**Aim of the task**
Sift the material for lines containing "денежная", and return them.

**Given data**
+ + + + + + +

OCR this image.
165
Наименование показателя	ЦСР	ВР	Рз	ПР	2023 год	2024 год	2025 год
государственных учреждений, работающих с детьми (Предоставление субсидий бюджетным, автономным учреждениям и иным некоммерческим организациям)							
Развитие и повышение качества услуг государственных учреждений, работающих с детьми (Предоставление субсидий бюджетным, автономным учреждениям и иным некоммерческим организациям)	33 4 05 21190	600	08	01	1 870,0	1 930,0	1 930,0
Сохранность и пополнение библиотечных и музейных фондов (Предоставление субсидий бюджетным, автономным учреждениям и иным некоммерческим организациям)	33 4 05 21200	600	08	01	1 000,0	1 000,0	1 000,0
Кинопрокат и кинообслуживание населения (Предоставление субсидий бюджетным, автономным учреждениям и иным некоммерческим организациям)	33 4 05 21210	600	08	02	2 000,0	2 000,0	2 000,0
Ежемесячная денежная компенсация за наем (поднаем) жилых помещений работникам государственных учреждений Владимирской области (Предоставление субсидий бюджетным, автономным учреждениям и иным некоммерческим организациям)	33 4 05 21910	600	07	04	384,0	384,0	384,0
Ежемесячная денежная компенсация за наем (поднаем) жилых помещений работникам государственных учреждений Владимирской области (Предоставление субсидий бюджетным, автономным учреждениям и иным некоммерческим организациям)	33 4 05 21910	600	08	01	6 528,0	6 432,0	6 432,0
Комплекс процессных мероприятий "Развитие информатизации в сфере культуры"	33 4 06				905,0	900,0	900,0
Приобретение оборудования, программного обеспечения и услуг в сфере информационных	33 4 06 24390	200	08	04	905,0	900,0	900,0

+ + + + + + +

**Response for this exercise**
Ежемесячная денежная компенсация за наем (поднаем) жилых помещений работникам государственных учреждений Владимирской области (Предоставление субсидий бюджетным, автономным учреждениям и иным некоммерческим организациям)	33 4 05 21910	600	07	04	384,0	384,0	384,0
Ежемесячная денежная компенсация за наем (поднаем) жилых помещений работникам государственных учреждений Владимирской области (Предоставление субсидий бюджетным, автономным учреждениям и иным некоммерческим организациям)	33 4 05 21910	600	08	01	6 528,0	6 432,0	6 432,0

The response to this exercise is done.